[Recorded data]
((

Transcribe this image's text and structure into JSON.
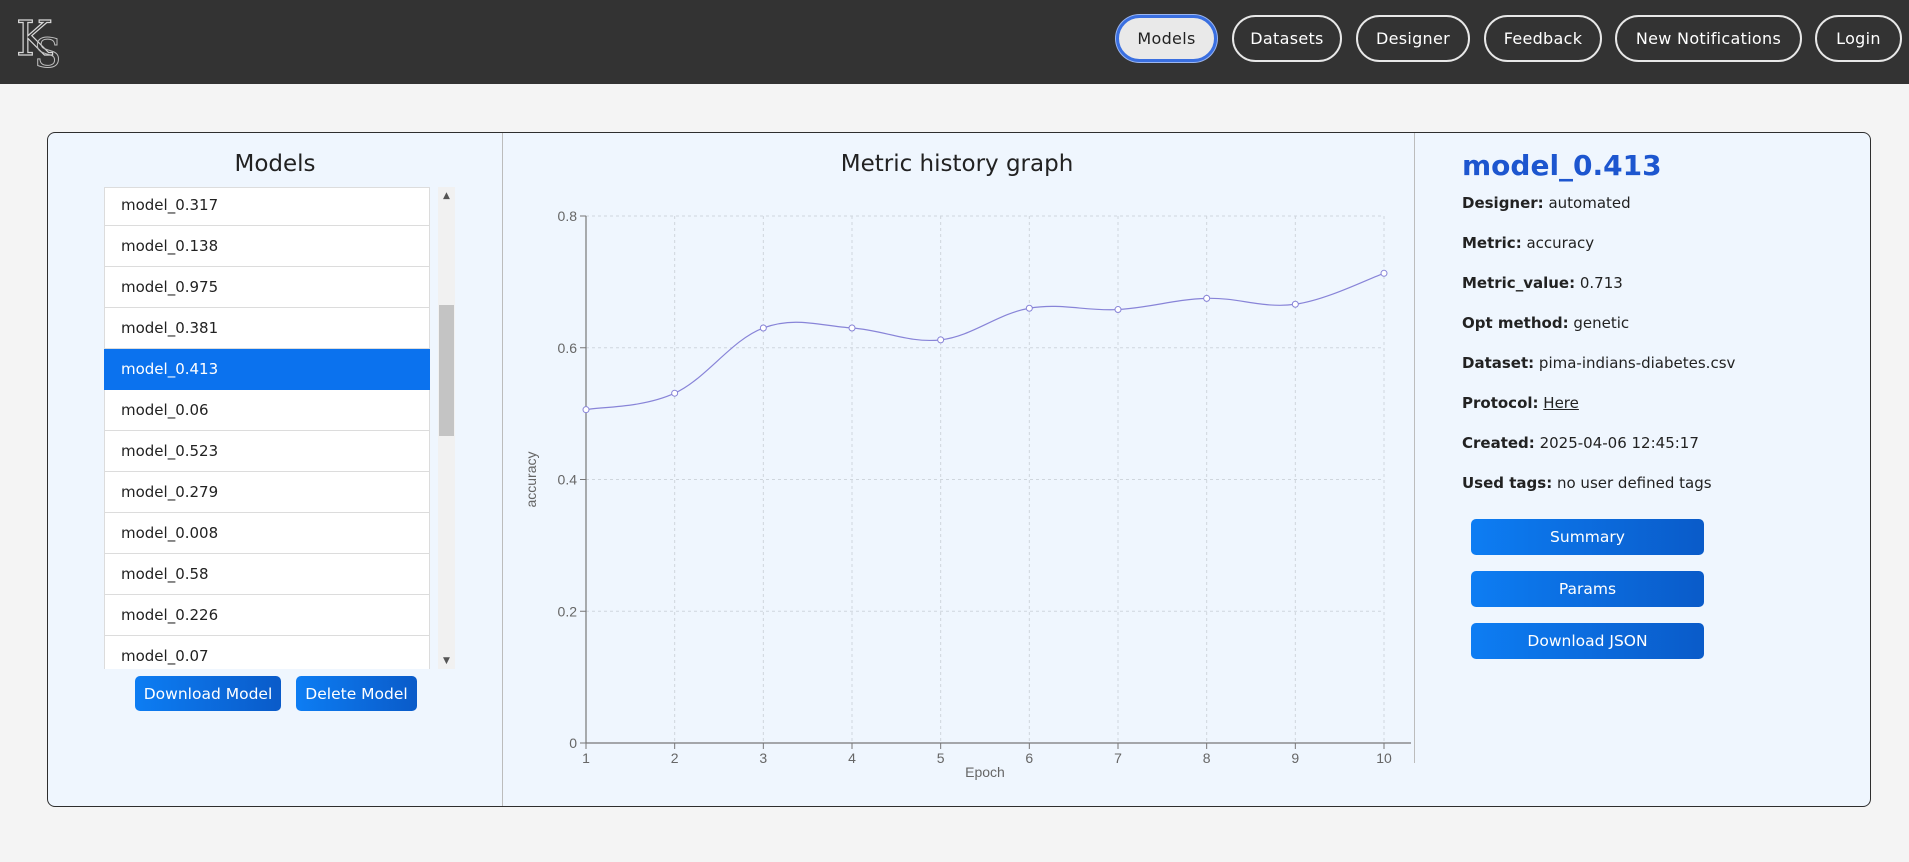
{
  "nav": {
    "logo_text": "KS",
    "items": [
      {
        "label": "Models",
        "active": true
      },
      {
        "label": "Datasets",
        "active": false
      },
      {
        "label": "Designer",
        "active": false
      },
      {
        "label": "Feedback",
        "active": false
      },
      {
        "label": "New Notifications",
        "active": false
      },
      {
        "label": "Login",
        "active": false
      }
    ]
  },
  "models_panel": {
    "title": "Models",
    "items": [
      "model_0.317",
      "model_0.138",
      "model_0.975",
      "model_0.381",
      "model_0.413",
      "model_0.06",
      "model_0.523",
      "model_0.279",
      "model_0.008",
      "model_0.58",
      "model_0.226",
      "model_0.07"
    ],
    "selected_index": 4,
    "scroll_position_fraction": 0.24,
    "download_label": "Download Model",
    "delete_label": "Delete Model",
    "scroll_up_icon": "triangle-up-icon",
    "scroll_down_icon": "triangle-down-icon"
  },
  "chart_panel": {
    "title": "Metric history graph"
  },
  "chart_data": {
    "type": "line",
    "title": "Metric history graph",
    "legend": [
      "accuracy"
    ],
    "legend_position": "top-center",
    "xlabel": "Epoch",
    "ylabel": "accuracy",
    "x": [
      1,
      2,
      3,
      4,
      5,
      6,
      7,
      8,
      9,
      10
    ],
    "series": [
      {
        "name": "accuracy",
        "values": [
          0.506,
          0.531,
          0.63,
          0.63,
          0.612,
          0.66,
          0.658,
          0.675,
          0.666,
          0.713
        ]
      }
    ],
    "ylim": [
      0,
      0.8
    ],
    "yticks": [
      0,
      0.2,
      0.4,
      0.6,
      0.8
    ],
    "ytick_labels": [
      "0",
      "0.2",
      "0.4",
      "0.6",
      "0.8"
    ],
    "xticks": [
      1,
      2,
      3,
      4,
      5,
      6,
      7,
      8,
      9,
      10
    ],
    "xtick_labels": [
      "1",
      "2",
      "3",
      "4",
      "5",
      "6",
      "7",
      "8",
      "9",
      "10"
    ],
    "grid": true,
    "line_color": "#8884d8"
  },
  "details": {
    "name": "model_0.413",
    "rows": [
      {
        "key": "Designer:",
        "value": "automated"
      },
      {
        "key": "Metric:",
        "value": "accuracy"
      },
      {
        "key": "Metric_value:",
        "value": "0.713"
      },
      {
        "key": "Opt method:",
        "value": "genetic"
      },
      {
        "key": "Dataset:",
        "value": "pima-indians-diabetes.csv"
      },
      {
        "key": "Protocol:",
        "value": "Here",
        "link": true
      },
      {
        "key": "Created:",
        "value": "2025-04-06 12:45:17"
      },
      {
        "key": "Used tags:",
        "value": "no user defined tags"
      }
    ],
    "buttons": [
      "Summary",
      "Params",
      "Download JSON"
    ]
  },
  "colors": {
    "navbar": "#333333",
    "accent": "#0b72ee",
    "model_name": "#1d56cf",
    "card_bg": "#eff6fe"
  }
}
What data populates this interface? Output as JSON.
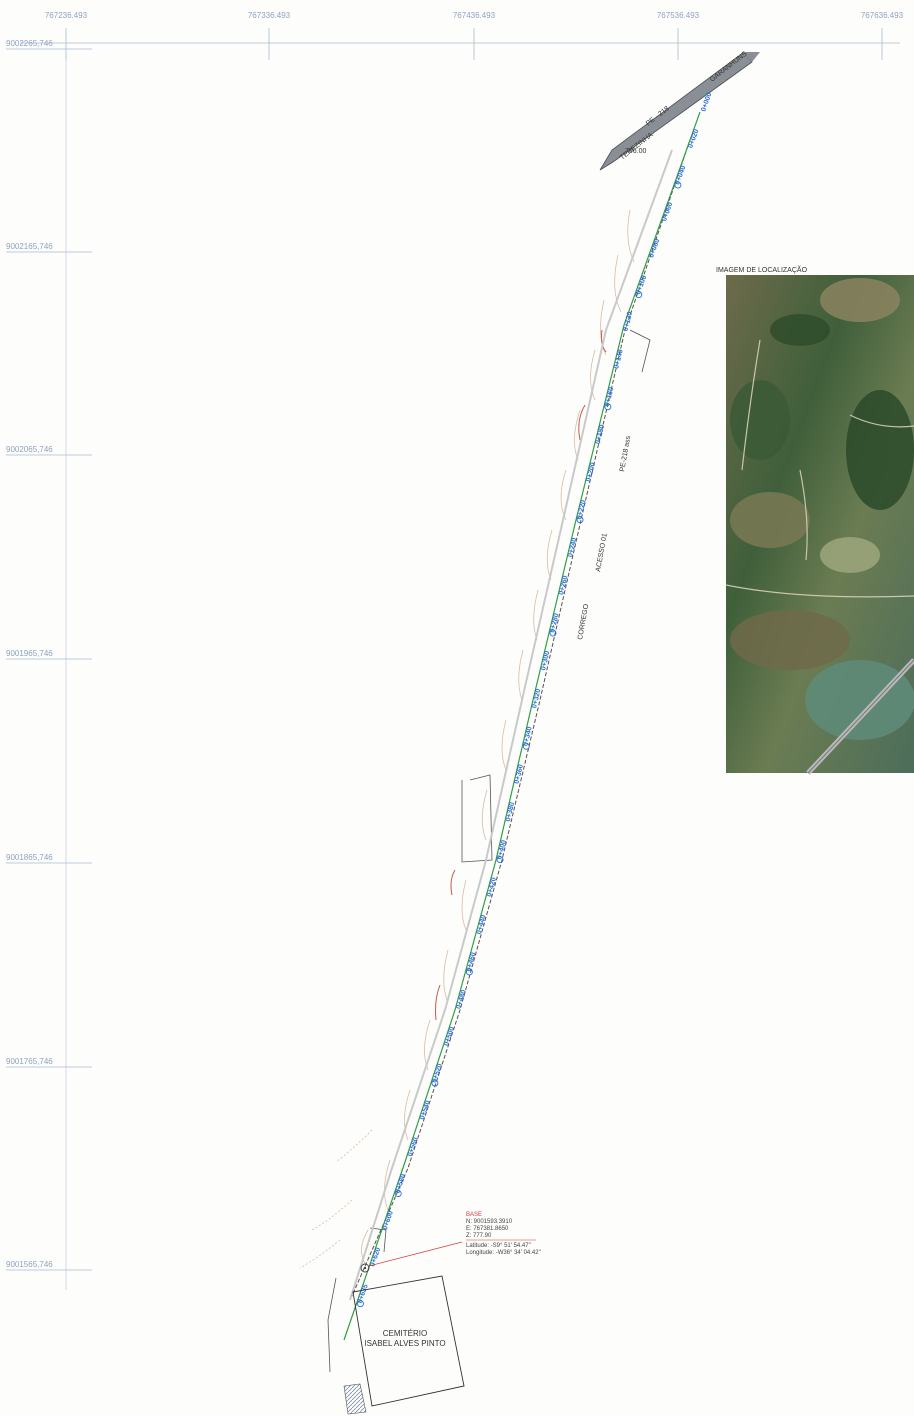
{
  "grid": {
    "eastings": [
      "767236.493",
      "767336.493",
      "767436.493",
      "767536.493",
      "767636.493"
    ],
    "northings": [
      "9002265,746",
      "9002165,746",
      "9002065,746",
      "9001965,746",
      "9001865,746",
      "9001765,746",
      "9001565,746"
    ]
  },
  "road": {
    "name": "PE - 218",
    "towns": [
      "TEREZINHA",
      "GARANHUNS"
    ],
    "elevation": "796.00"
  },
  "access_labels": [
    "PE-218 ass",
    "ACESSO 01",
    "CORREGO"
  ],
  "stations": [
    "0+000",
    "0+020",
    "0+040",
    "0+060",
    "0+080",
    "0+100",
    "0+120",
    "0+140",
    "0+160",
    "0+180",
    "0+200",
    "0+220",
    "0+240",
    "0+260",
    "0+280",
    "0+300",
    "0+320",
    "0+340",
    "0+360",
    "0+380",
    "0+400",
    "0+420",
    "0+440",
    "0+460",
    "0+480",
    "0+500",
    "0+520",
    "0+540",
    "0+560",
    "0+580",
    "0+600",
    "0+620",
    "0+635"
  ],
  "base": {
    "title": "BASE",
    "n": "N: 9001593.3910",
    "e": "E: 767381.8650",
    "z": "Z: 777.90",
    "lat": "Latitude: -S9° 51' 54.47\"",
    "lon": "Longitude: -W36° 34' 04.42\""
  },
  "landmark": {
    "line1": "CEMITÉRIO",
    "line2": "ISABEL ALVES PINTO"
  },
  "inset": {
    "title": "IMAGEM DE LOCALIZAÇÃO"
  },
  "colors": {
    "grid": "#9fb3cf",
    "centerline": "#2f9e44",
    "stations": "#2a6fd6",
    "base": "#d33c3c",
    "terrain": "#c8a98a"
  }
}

))

• WHAT IS ASKED:
Return the material word for word. Pictures are not part of the copy.

• OUTPUT BELOW:
Transcribe this image's text and structure into JSON.
{
  "nav": {
    "logo_text": "KS",
    "items": [
      {
        "label": "Models",
        "active": true
      },
      {
        "label": "Datasets",
        "active": false
      },
      {
        "label": "Designer",
        "active": false
      },
      {
        "label": "Feedback",
        "active": false
      },
      {
        "label": "New Notifications",
        "active": false
      },
      {
        "label": "Login",
        "active": false
      }
    ]
  },
  "models_panel": {
    "title": "Models",
    "items": [
      "model_0.317",
      "model_0.138",
      "model_0.975",
      "model_0.381",
      "model_0.413",
      "model_0.06",
      "model_0.523",
      "model_0.279",
      "model_0.008",
      "model_0.58",
      "model_0.226",
      "model_0.07"
    ],
    "selected_index": 4,
    "scroll_position_fraction": 0.24,
    "download_label": "Download Model",
    "delete_label": "Delete Model",
    "scroll_up_icon": "triangle-up-icon",
    "scroll_down_icon": "triangle-down-icon"
  },
  "chart_panel": {
    "title": "Metric history graph"
  },
  "chart_data": {
    "type": "line",
    "title": "Metric history graph",
    "legend": [
      "accuracy"
    ],
    "legend_position": "top-center",
    "xlabel": "Epoch",
    "ylabel": "accuracy",
    "x": [
      1,
      2,
      3,
      4,
      5,
      6,
      7,
      8,
      9,
      10
    ],
    "series": [
      {
        "name": "accuracy",
        "values": [
          0.506,
          0.531,
          0.63,
          0.63,
          0.612,
          0.66,
          0.658,
          0.675,
          0.666,
          0.713
        ]
      }
    ],
    "ylim": [
      0,
      0.8
    ],
    "yticks": [
      0,
      0.2,
      0.4,
      0.6,
      0.8
    ],
    "ytick_labels": [
      "0",
      "0.2",
      "0.4",
      "0.6",
      "0.8"
    ],
    "xticks": [
      1,
      2,
      3,
      4,
      5,
      6,
      7,
      8,
      9,
      10
    ],
    "xtick_labels": [
      "1",
      "2",
      "3",
      "4",
      "5",
      "6",
      "7",
      "8",
      "9",
      "10"
    ],
    "grid": true,
    "line_color": "#8884d8"
  },
  "details": {
    "name": "model_0.413",
    "rows": [
      {
        "key": "Designer:",
        "value": "automated"
      },
      {
        "key": "Metric:",
        "value": "accuracy"
      },
      {
        "key": "Metric_value:",
        "value": "0.713"
      },
      {
        "key": "Opt method:",
        "value": "genetic"
      },
      {
        "key": "Dataset:",
        "value": "pima-indians-diabetes.csv"
      },
      {
        "key": "Protocol:",
        "value": "Here",
        "link": true
      },
      {
        "key": "Created:",
        "value": "2025-04-06 12:45:17"
      },
      {
        "key": "Used tags:",
        "value": "no user defined tags"
      }
    ],
    "buttons": [
      "Summary",
      "Params",
      "Download JSON"
    ]
  },
  "colors": {
    "navbar": "#333333",
    "accent": "#0b72ee",
    "model_name": "#1d56cf",
    "card_bg": "#eff6fe"
  }
}
What data populates this interface? Output as JSON.
{
  "grid": {
    "eastings": [
      "767236.493",
      "767336.493",
      "767436.493",
      "767536.493",
      "767636.493"
    ],
    "northings": [
      "9002265,746",
      "9002165,746",
      "9002065,746",
      "9001965,746",
      "9001865,746",
      "9001765,746",
      "9001565,746"
    ]
  },
  "road": {
    "name": "PE - 218",
    "towns": [
      "TEREZINHA",
      "GARANHUNS"
    ],
    "elevation": "796.00"
  },
  "access_labels": [
    "PE-218 ass",
    "ACESSO 01",
    "CORREGO"
  ],
  "stations": [
    "0+000",
    "0+020",
    "0+040",
    "0+060",
    "0+080",
    "0+100",
    "0+120",
    "0+140",
    "0+160",
    "0+180",
    "0+200",
    "0+220",
    "0+240",
    "0+260",
    "0+280",
    "0+300",
    "0+320",
    "0+340",
    "0+360",
    "0+380",
    "0+400",
    "0+420",
    "0+440",
    "0+460",
    "0+480",
    "0+500",
    "0+520",
    "0+540",
    "0+560",
    "0+580",
    "0+600",
    "0+620",
    "0+635"
  ],
  "base": {
    "title": "BASE",
    "n": "N: 9001593.3910",
    "e": "E: 767381.8650",
    "z": "Z: 777.90",
    "lat": "Latitude: -S9° 51' 54.47\"",
    "lon": "Longitude: -W36° 34' 04.42\""
  },
  "landmark": {
    "line1": "CEMITÉRIO",
    "line2": "ISABEL ALVES PINTO"
  },
  "inset": {
    "title": "IMAGEM DE LOCALIZAÇÃO"
  },
  "colors": {
    "grid": "#9fb3cf",
    "centerline": "#2f9e44",
    "stations": "#2a6fd6",
    "base": "#d33c3c",
    "terrain": "#c8a98a"
  }
}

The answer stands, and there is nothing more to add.